> [EXERCISE AIM] Retype each line of the material exactly, please, skipping any picture in it.
==== RECORDS PROVIDED
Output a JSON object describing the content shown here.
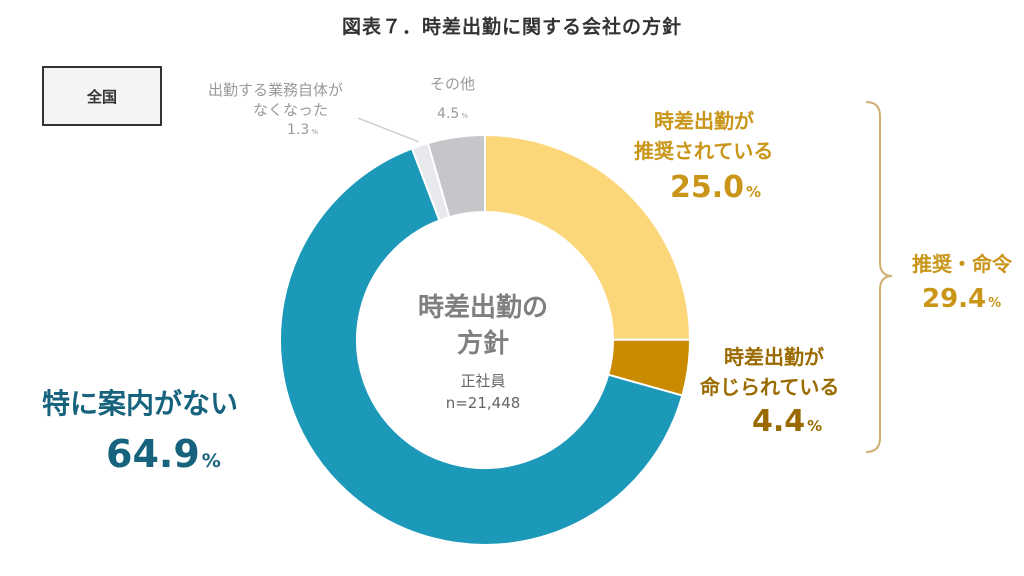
{
  "title": "図表７．時差出勤に関する会社の方針",
  "region": "全国",
  "center": {
    "title_line1": "時差出勤の",
    "title_line2": "方針",
    "sub_line1": "正社員",
    "sub_line2": "n=21,448"
  },
  "bracket_label": {
    "line1": "推奨・命令",
    "value": "29.4",
    "unit": "%"
  },
  "colors": {
    "recommended": "#fcd77a",
    "ordered": "#c98c00",
    "no_guidance": "#1c98b9",
    "no_work": "#e7e9ec",
    "other": "#c5c6c9",
    "bracket": "#cfae72"
  },
  "chart_data": {
    "type": "pie",
    "donut": true,
    "title": "図表７．時差出勤に関する会社の方針",
    "unit": "%",
    "slices": [
      {
        "key": "recommended",
        "label_line1": "時差出勤が",
        "label_line2": "推奨されている",
        "value": 25.0,
        "value_text": "25.0"
      },
      {
        "key": "ordered",
        "label_line1": "時差出勤が",
        "label_line2": "命じられている",
        "value": 4.4,
        "value_text": "4.4"
      },
      {
        "key": "no_guidance",
        "label_line1": "特に案内がない",
        "label_line2": "",
        "value": 64.9,
        "value_text": "64.9"
      },
      {
        "key": "no_work",
        "label_line1": "出勤する業務自体が",
        "label_line2": "なくなった",
        "value": 1.3,
        "value_text": "1.3"
      },
      {
        "key": "other",
        "label_line1": "その他",
        "label_line2": "",
        "value": 4.5,
        "value_text": "4.5"
      }
    ]
  }
}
========
> [EXERCISE RESULT]
Output a JSON object describing the content shown here.
{
  "title": "図表７．時差出勤に関する会社の方針",
  "region": "全国",
  "center": {
    "title_line1": "時差出勤の",
    "title_line2": "方針",
    "sub_line1": "正社員",
    "sub_line2": "n=21,448"
  },
  "bracket_label": {
    "line1": "推奨・命令",
    "value": "29.4",
    "unit": "%"
  },
  "colors": {
    "recommended": "#fcd77a",
    "ordered": "#c98c00",
    "no_guidance": "#1c98b9",
    "no_work": "#e7e9ec",
    "other": "#c5c6c9",
    "bracket": "#cfae72"
  },
  "chart_data": {
    "type": "pie",
    "donut": true,
    "title": "図表７．時差出勤に関する会社の方針",
    "unit": "%",
    "slices": [
      {
        "key": "recommended",
        "label_line1": "時差出勤が",
        "label_line2": "推奨されている",
        "value": 25.0,
        "value_text": "25.0"
      },
      {
        "key": "ordered",
        "label_line1": "時差出勤が",
        "label_line2": "命じられている",
        "value": 4.4,
        "value_text": "4.4"
      },
      {
        "key": "no_guidance",
        "label_line1": "特に案内がない",
        "label_line2": "",
        "value": 64.9,
        "value_text": "64.9"
      },
      {
        "key": "no_work",
        "label_line1": "出勤する業務自体が",
        "label_line2": "なくなった",
        "value": 1.3,
        "value_text": "1.3"
      },
      {
        "key": "other",
        "label_line1": "その他",
        "label_line2": "",
        "value": 4.5,
        "value_text": "4.5"
      }
    ]
  }
}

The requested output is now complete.